►

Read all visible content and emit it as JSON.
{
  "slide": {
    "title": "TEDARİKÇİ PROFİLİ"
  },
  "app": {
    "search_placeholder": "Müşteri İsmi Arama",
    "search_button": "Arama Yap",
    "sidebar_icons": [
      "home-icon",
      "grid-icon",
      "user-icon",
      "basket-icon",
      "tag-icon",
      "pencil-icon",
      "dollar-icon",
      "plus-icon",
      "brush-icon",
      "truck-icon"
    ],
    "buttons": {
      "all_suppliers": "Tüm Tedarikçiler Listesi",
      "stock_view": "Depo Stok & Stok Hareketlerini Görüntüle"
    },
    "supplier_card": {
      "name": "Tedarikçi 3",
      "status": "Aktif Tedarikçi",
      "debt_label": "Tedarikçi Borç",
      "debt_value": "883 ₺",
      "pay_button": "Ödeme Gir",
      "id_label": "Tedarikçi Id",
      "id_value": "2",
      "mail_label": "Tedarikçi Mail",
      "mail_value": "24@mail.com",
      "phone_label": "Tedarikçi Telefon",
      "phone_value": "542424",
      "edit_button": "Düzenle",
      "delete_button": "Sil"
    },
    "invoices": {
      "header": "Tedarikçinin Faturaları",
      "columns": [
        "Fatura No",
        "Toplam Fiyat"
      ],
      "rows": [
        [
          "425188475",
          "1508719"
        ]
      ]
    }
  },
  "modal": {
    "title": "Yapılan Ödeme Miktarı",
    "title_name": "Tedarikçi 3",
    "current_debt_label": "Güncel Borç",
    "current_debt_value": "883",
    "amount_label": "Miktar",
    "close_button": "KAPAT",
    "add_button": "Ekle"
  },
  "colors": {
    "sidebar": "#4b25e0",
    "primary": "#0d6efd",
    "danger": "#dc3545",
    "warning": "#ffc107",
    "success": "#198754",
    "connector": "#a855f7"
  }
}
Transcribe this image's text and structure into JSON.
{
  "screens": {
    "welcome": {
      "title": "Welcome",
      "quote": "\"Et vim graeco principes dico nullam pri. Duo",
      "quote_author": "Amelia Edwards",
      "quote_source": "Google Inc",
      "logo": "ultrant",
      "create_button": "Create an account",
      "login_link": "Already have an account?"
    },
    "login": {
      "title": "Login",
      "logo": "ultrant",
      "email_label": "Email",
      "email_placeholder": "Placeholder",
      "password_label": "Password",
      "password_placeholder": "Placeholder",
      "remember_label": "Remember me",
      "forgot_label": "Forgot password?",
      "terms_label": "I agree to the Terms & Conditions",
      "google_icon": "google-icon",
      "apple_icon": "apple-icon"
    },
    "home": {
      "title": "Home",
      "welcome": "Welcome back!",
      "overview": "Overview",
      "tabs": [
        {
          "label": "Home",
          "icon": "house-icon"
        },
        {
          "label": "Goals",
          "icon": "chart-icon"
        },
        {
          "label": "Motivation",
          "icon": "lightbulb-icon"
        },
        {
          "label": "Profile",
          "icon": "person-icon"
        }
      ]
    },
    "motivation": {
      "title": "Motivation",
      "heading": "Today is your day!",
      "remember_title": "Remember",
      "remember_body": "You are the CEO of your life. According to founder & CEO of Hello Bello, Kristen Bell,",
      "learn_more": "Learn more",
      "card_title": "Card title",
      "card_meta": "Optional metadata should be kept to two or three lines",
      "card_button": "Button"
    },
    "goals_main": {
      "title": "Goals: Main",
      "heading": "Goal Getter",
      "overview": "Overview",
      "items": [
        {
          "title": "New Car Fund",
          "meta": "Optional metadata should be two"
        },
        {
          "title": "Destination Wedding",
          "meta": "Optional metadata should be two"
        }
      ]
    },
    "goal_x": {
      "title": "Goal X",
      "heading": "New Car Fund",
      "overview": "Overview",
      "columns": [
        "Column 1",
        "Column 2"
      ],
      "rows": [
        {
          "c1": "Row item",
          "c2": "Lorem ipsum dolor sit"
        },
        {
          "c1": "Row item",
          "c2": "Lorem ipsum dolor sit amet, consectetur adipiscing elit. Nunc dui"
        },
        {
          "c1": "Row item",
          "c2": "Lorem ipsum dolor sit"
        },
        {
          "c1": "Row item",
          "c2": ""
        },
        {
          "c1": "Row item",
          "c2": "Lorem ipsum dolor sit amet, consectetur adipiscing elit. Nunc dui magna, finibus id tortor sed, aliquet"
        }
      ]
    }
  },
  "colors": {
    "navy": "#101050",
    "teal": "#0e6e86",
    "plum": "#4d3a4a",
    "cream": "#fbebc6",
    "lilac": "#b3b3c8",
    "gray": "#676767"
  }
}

◄

» **THE REQUEST**:
Pick out each line above that includes "Arama" and show it.

» **RESPONSE BELOW**:
    "search_placeholder": "Müşteri İsmi Arama",
    "search_button": "Arama Yap",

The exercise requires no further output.